Given request: Select from the records below every line that has the word "dataset" in it.

═════ Input data

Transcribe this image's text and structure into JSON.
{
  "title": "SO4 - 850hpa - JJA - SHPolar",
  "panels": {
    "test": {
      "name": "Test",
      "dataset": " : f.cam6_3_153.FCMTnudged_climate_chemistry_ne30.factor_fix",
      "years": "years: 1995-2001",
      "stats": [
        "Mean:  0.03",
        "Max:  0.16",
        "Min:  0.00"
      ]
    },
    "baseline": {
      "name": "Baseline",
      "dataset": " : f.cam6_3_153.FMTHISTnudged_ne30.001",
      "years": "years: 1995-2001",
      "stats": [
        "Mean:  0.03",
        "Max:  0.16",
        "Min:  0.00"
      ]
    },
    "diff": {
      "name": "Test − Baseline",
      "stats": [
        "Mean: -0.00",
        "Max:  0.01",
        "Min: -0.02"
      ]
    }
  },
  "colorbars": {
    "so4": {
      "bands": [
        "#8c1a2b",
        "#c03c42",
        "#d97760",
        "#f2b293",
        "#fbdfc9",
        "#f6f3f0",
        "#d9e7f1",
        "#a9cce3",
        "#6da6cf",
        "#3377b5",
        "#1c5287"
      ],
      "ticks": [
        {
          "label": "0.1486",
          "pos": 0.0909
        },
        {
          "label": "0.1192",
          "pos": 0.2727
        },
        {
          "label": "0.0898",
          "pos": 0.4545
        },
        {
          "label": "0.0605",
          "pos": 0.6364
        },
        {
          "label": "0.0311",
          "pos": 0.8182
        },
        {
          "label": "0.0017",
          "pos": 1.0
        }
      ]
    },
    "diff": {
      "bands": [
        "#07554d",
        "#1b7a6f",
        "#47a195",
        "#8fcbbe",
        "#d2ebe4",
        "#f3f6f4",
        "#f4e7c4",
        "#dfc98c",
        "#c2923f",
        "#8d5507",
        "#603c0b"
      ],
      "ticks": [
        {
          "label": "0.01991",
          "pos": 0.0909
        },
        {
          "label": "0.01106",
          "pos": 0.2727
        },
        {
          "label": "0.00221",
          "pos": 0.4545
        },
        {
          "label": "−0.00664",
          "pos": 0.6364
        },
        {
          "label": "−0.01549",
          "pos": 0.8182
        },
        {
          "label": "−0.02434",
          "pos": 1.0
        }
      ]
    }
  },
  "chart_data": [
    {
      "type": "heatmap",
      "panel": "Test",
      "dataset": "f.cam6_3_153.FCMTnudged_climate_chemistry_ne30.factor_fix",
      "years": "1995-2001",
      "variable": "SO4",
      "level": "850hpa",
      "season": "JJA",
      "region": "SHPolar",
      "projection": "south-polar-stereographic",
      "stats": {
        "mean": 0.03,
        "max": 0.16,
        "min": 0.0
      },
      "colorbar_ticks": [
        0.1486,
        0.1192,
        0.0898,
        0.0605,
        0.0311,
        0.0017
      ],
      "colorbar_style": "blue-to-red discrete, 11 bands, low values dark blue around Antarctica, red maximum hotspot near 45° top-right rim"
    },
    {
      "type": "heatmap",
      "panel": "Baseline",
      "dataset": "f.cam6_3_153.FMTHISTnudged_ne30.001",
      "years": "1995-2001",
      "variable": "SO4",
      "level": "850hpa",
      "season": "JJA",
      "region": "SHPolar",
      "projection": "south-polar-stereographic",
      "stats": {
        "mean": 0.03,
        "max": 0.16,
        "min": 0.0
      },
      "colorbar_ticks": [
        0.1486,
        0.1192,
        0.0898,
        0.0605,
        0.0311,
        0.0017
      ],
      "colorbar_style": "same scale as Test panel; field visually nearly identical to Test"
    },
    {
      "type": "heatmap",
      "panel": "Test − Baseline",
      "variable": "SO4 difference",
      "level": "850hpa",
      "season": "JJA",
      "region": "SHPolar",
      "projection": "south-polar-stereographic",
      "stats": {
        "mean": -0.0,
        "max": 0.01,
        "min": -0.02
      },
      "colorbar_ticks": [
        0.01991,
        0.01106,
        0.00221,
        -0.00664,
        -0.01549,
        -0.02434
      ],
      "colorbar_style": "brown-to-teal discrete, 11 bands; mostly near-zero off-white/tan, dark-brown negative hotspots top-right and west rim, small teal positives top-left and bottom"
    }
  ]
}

══════════

Output of the exercise:
      "dataset": " : f.cam6_3_153.FCMTnudged_climate_chemistry_ne30.factor_fix",
      "dataset": " : f.cam6_3_153.FMTHISTnudged_ne30.001",
      "dataset": "f.cam6_3_153.FCMTnudged_climate_chemistry_ne30.factor_fix",
      "dataset": "f.cam6_3_153.FMTHISTnudged_ne30.001",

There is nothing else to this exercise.